Brief:
All of the lines below are to be printed again exactly; images are excluded from the output.

Available data:
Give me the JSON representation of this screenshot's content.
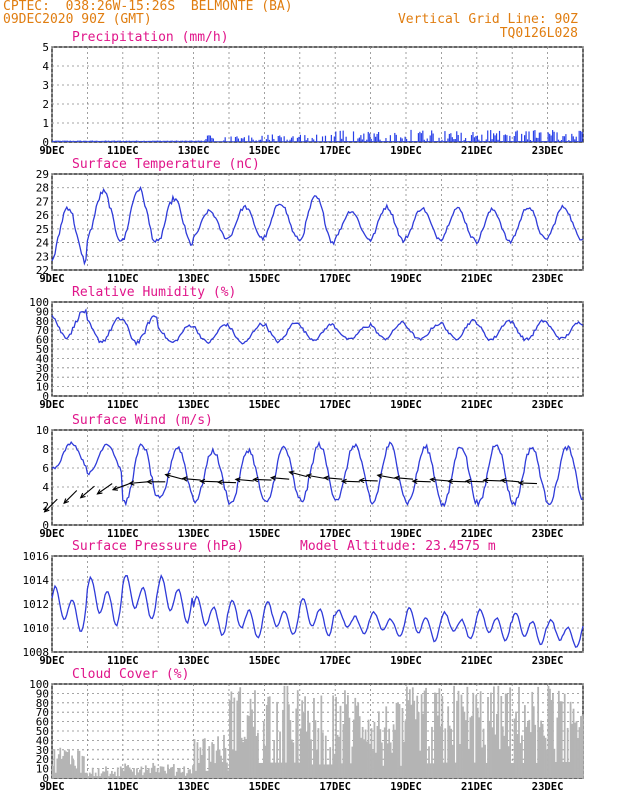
{
  "header": {
    "title_line": "CPTEC:  038:26W-15:26S  BELMONTE (BA)",
    "date_line": "09DEC2020 90Z (GMT)",
    "grid_note": "Vertical Grid Line: 90Z",
    "run_code": "TQ0126L028"
  },
  "colors": {
    "header_text": "#e07d10",
    "panel_title": "#e0158a",
    "line": "#2f3bd9",
    "bars": "#2840e8",
    "cloud": "#b4b4b4",
    "wind_arrow": "#000000"
  },
  "chart_data": [
    {
      "id": "precip",
      "type": "bar",
      "title": "Precipitation (mm/h)",
      "ylim": [
        0,
        5
      ],
      "yticks": [
        "0",
        "1",
        "2",
        "3",
        "4",
        "5"
      ],
      "xticks": [
        "9DEC",
        "11DEC",
        "13DEC",
        "15DEC",
        "17DEC",
        "19DEC",
        "21DEC",
        "23DEC"
      ],
      "day_range": [
        0,
        15
      ],
      "description_values": "hourly rain rate: ~0.05 before 13DEC, light showers 0.1-0.6 after 13.5DEC",
      "values": []
    },
    {
      "id": "temp",
      "type": "line",
      "title": "Surface Temperature (nC)",
      "ylim": [
        22,
        29
      ],
      "yticks": [
        "22",
        "23",
        "24",
        "25",
        "26",
        "27",
        "28",
        "29"
      ],
      "xticks": [
        "9DEC",
        "11DEC",
        "13DEC",
        "15DEC",
        "17DEC",
        "19DEC",
        "21DEC",
        "23DEC"
      ],
      "daily_min": [
        22.6,
        24.2,
        24.0,
        23.9,
        24.3,
        24.3,
        24.3,
        24.0,
        24.3,
        24.1,
        24.3,
        24.2,
        24.0,
        24.2,
        24.3
      ],
      "daily_max": [
        26.6,
        27.7,
        27.9,
        27.2,
        26.3,
        26.6,
        26.9,
        27.3,
        26.3,
        26.6,
        26.5,
        26.5,
        26.4,
        26.6,
        26.6
      ]
    },
    {
      "id": "rh",
      "type": "line",
      "title": "Relative Humidity (%)",
      "ylim": [
        0,
        100
      ],
      "yticks": [
        "0",
        "10",
        "20",
        "30",
        "40",
        "50",
        "60",
        "70",
        "80",
        "90",
        "100"
      ],
      "xticks": [
        "9DEC",
        "11DEC",
        "13DEC",
        "15DEC",
        "17DEC",
        "19DEC",
        "21DEC",
        "23DEC"
      ],
      "daily_min": [
        63,
        58,
        57,
        57,
        57,
        56,
        58,
        60,
        60,
        61,
        60,
        61,
        60,
        60,
        61
      ],
      "daily_max": [
        90,
        82,
        85,
        75,
        76,
        76,
        79,
        76,
        74,
        78,
        76,
        80,
        80,
        80,
        78
      ]
    },
    {
      "id": "wind",
      "type": "line",
      "title": "Surface Wind (m/s)",
      "ylim": [
        0,
        11
      ],
      "yticks": [
        "0",
        "2",
        "4",
        "6",
        "8",
        "10"
      ],
      "xticks": [
        "9DEC",
        "11DEC",
        "13DEC",
        "15DEC",
        "17DEC",
        "19DEC",
        "21DEC",
        "23DEC"
      ],
      "daily_min": [
        6.6,
        6.0,
        2.5,
        3.0,
        2.8,
        2.5,
        2.5,
        2.8,
        3.0,
        2.5,
        2.6,
        2.3,
        2.4,
        2.5,
        2.6
      ],
      "daily_max": [
        9.5,
        9.4,
        9.3,
        9.0,
        8.6,
        8.7,
        9.0,
        9.3,
        9.3,
        9.3,
        9.0,
        9.2,
        9.5,
        9.0,
        9.0
      ],
      "arrows": [
        {
          "day": 0.15,
          "speed": 3.0,
          "dir_deg": 225
        },
        {
          "day": 0.7,
          "speed": 4.0,
          "dir_deg": 225
        },
        {
          "day": 1.2,
          "speed": 4.5,
          "dir_deg": 230
        },
        {
          "day": 1.7,
          "speed": 4.8,
          "dir_deg": 235
        },
        {
          "day": 2.2,
          "speed": 4.8,
          "dir_deg": 250
        },
        {
          "day": 2.7,
          "speed": 5.0,
          "dir_deg": 265
        },
        {
          "day": 3.2,
          "speed": 5.0,
          "dir_deg": 270
        },
        {
          "day": 3.7,
          "speed": 5.3,
          "dir_deg": 285
        },
        {
          "day": 4.2,
          "speed": 5.2,
          "dir_deg": 275
        },
        {
          "day": 4.7,
          "speed": 5.0,
          "dir_deg": 272
        },
        {
          "day": 5.2,
          "speed": 4.9,
          "dir_deg": 272
        },
        {
          "day": 5.7,
          "speed": 5.1,
          "dir_deg": 275
        },
        {
          "day": 6.2,
          "speed": 5.2,
          "dir_deg": 272
        },
        {
          "day": 6.7,
          "speed": 5.3,
          "dir_deg": 275
        },
        {
          "day": 7.2,
          "speed": 5.6,
          "dir_deg": 285
        },
        {
          "day": 7.7,
          "speed": 5.4,
          "dir_deg": 280
        },
        {
          "day": 8.2,
          "speed": 5.3,
          "dir_deg": 275
        },
        {
          "day": 8.7,
          "speed": 5.0,
          "dir_deg": 272
        },
        {
          "day": 9.2,
          "speed": 5.1,
          "dir_deg": 272
        },
        {
          "day": 9.7,
          "speed": 5.4,
          "dir_deg": 280
        },
        {
          "day": 10.2,
          "speed": 5.3,
          "dir_deg": 275
        },
        {
          "day": 10.7,
          "speed": 5.0,
          "dir_deg": 272
        },
        {
          "day": 11.2,
          "speed": 5.1,
          "dir_deg": 275
        },
        {
          "day": 11.7,
          "speed": 5.0,
          "dir_deg": 272
        },
        {
          "day": 12.2,
          "speed": 5.0,
          "dir_deg": 272
        },
        {
          "day": 12.7,
          "speed": 5.1,
          "dir_deg": 272
        },
        {
          "day": 13.2,
          "speed": 5.0,
          "dir_deg": 275
        },
        {
          "day": 13.7,
          "speed": 4.8,
          "dir_deg": 272
        }
      ]
    },
    {
      "id": "pres",
      "type": "line",
      "title": "Surface Pressure (hPa)",
      "annotation": "Model Altitude: 23.4575 m",
      "ylim": [
        1008,
        1016
      ],
      "yticks": [
        "1008",
        "1010",
        "1012",
        "1014",
        "1016"
      ],
      "xticks": [
        "9DEC",
        "11DEC",
        "13DEC",
        "15DEC",
        "17DEC",
        "19DEC",
        "21DEC",
        "23DEC"
      ],
      "daily_min": [
        1009.5,
        1010.0,
        1010.5,
        1010.2,
        1009.2,
        1009.0,
        1009.3,
        1009.2,
        1009.4,
        1009.2,
        1008.7,
        1009.0,
        1008.8,
        1008.5,
        1008.3
      ],
      "daily_max": [
        1013.6,
        1014.4,
        1014.6,
        1014.5,
        1012.8,
        1012.5,
        1012.3,
        1012.6,
        1011.6,
        1011.4,
        1011.8,
        1011.4,
        1011.7,
        1011.4,
        1010.8
      ]
    },
    {
      "id": "cloud",
      "type": "area",
      "title": "Cloud Cover (%)",
      "ylim": [
        0,
        100
      ],
      "yticks": [
        "0",
        "10",
        "20",
        "30",
        "40",
        "50",
        "60",
        "70",
        "80",
        "90",
        "100"
      ],
      "xticks": [
        "9DEC",
        "11DEC",
        "13DEC",
        "15DEC",
        "17DEC",
        "19DEC",
        "21DEC",
        "23DEC"
      ],
      "daily_level": [
        28,
        10,
        15,
        12,
        38,
        80,
        82,
        72,
        78,
        65,
        78,
        82,
        80,
        80,
        85
      ],
      "values": []
    }
  ]
}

Finished exercise:
Give me the JSON representation of this screenshot's content.
{
  "header": {
    "title_line": "CPTEC:  038:26W-15:26S  BELMONTE (BA)",
    "date_line": "09DEC2020 90Z (GMT)",
    "grid_note": "Vertical Grid Line: 90Z",
    "run_code": "TQ0126L028"
  },
  "colors": {
    "header_text": "#e07d10",
    "panel_title": "#e0158a",
    "line": "#2f3bd9",
    "bars": "#2840e8",
    "cloud": "#b4b4b4",
    "wind_arrow": "#000000"
  },
  "chart_data": [
    {
      "id": "precip",
      "type": "bar",
      "title": "Precipitation (mm/h)",
      "ylim": [
        0,
        5
      ],
      "yticks": [
        "0",
        "1",
        "2",
        "3",
        "4",
        "5"
      ],
      "xticks": [
        "9DEC",
        "11DEC",
        "13DEC",
        "15DEC",
        "17DEC",
        "19DEC",
        "21DEC",
        "23DEC"
      ],
      "day_range": [
        0,
        15
      ],
      "description_values": "hourly rain rate: ~0.05 before 13DEC, light showers 0.1-0.6 after 13.5DEC",
      "values": []
    },
    {
      "id": "temp",
      "type": "line",
      "title": "Surface Temperature (nC)",
      "ylim": [
        22,
        29
      ],
      "yticks": [
        "22",
        "23",
        "24",
        "25",
        "26",
        "27",
        "28",
        "29"
      ],
      "xticks": [
        "9DEC",
        "11DEC",
        "13DEC",
        "15DEC",
        "17DEC",
        "19DEC",
        "21DEC",
        "23DEC"
      ],
      "daily_min": [
        22.6,
        24.2,
        24.0,
        23.9,
        24.3,
        24.3,
        24.3,
        24.0,
        24.3,
        24.1,
        24.3,
        24.2,
        24.0,
        24.2,
        24.3
      ],
      "daily_max": [
        26.6,
        27.7,
        27.9,
        27.2,
        26.3,
        26.6,
        26.9,
        27.3,
        26.3,
        26.6,
        26.5,
        26.5,
        26.4,
        26.6,
        26.6
      ]
    },
    {
      "id": "rh",
      "type": "line",
      "title": "Relative Humidity (%)",
      "ylim": [
        0,
        100
      ],
      "yticks": [
        "0",
        "10",
        "20",
        "30",
        "40",
        "50",
        "60",
        "70",
        "80",
        "90",
        "100"
      ],
      "xticks": [
        "9DEC",
        "11DEC",
        "13DEC",
        "15DEC",
        "17DEC",
        "19DEC",
        "21DEC",
        "23DEC"
      ],
      "daily_min": [
        63,
        58,
        57,
        57,
        57,
        56,
        58,
        60,
        60,
        61,
        60,
        61,
        60,
        60,
        61
      ],
      "daily_max": [
        90,
        82,
        85,
        75,
        76,
        76,
        79,
        76,
        74,
        78,
        76,
        80,
        80,
        80,
        78
      ]
    },
    {
      "id": "wind",
      "type": "line",
      "title": "Surface Wind (m/s)",
      "ylim": [
        0,
        11
      ],
      "yticks": [
        "0",
        "2",
        "4",
        "6",
        "8",
        "10"
      ],
      "xticks": [
        "9DEC",
        "11DEC",
        "13DEC",
        "15DEC",
        "17DEC",
        "19DEC",
        "21DEC",
        "23DEC"
      ],
      "daily_min": [
        6.6,
        6.0,
        2.5,
        3.0,
        2.8,
        2.5,
        2.5,
        2.8,
        3.0,
        2.5,
        2.6,
        2.3,
        2.4,
        2.5,
        2.6
      ],
      "daily_max": [
        9.5,
        9.4,
        9.3,
        9.0,
        8.6,
        8.7,
        9.0,
        9.3,
        9.3,
        9.3,
        9.0,
        9.2,
        9.5,
        9.0,
        9.0
      ],
      "arrows": [
        {
          "day": 0.15,
          "speed": 3.0,
          "dir_deg": 225
        },
        {
          "day": 0.7,
          "speed": 4.0,
          "dir_deg": 225
        },
        {
          "day": 1.2,
          "speed": 4.5,
          "dir_deg": 230
        },
        {
          "day": 1.7,
          "speed": 4.8,
          "dir_deg": 235
        },
        {
          "day": 2.2,
          "speed": 4.8,
          "dir_deg": 250
        },
        {
          "day": 2.7,
          "speed": 5.0,
          "dir_deg": 265
        },
        {
          "day": 3.2,
          "speed": 5.0,
          "dir_deg": 270
        },
        {
          "day": 3.7,
          "speed": 5.3,
          "dir_deg": 285
        },
        {
          "day": 4.2,
          "speed": 5.2,
          "dir_deg": 275
        },
        {
          "day": 4.7,
          "speed": 5.0,
          "dir_deg": 272
        },
        {
          "day": 5.2,
          "speed": 4.9,
          "dir_deg": 272
        },
        {
          "day": 5.7,
          "speed": 5.1,
          "dir_deg": 275
        },
        {
          "day": 6.2,
          "speed": 5.2,
          "dir_deg": 272
        },
        {
          "day": 6.7,
          "speed": 5.3,
          "dir_deg": 275
        },
        {
          "day": 7.2,
          "speed": 5.6,
          "dir_deg": 285
        },
        {
          "day": 7.7,
          "speed": 5.4,
          "dir_deg": 280
        },
        {
          "day": 8.2,
          "speed": 5.3,
          "dir_deg": 275
        },
        {
          "day": 8.7,
          "speed": 5.0,
          "dir_deg": 272
        },
        {
          "day": 9.2,
          "speed": 5.1,
          "dir_deg": 272
        },
        {
          "day": 9.7,
          "speed": 5.4,
          "dir_deg": 280
        },
        {
          "day": 10.2,
          "speed": 5.3,
          "dir_deg": 275
        },
        {
          "day": 10.7,
          "speed": 5.0,
          "dir_deg": 272
        },
        {
          "day": 11.2,
          "speed": 5.1,
          "dir_deg": 275
        },
        {
          "day": 11.7,
          "speed": 5.0,
          "dir_deg": 272
        },
        {
          "day": 12.2,
          "speed": 5.0,
          "dir_deg": 272
        },
        {
          "day": 12.7,
          "speed": 5.1,
          "dir_deg": 272
        },
        {
          "day": 13.2,
          "speed": 5.0,
          "dir_deg": 275
        },
        {
          "day": 13.7,
          "speed": 4.8,
          "dir_deg": 272
        }
      ]
    },
    {
      "id": "pres",
      "type": "line",
      "title": "Surface Pressure (hPa)",
      "annotation": "Model Altitude: 23.4575 m",
      "ylim": [
        1008,
        1016
      ],
      "yticks": [
        "1008",
        "1010",
        "1012",
        "1014",
        "1016"
      ],
      "xticks": [
        "9DEC",
        "11DEC",
        "13DEC",
        "15DEC",
        "17DEC",
        "19DEC",
        "21DEC",
        "23DEC"
      ],
      "daily_min": [
        1009.5,
        1010.0,
        1010.5,
        1010.2,
        1009.2,
        1009.0,
        1009.3,
        1009.2,
        1009.4,
        1009.2,
        1008.7,
        1009.0,
        1008.8,
        1008.5,
        1008.3
      ],
      "daily_max": [
        1013.6,
        1014.4,
        1014.6,
        1014.5,
        1012.8,
        1012.5,
        1012.3,
        1012.6,
        1011.6,
        1011.4,
        1011.8,
        1011.4,
        1011.7,
        1011.4,
        1010.8
      ]
    },
    {
      "id": "cloud",
      "type": "area",
      "title": "Cloud Cover (%)",
      "ylim": [
        0,
        100
      ],
      "yticks": [
        "0",
        "10",
        "20",
        "30",
        "40",
        "50",
        "60",
        "70",
        "80",
        "90",
        "100"
      ],
      "xticks": [
        "9DEC",
        "11DEC",
        "13DEC",
        "15DEC",
        "17DEC",
        "19DEC",
        "21DEC",
        "23DEC"
      ],
      "daily_level": [
        28,
        10,
        15,
        12,
        38,
        80,
        82,
        72,
        78,
        65,
        78,
        82,
        80,
        80,
        85
      ],
      "values": []
    }
  ]
}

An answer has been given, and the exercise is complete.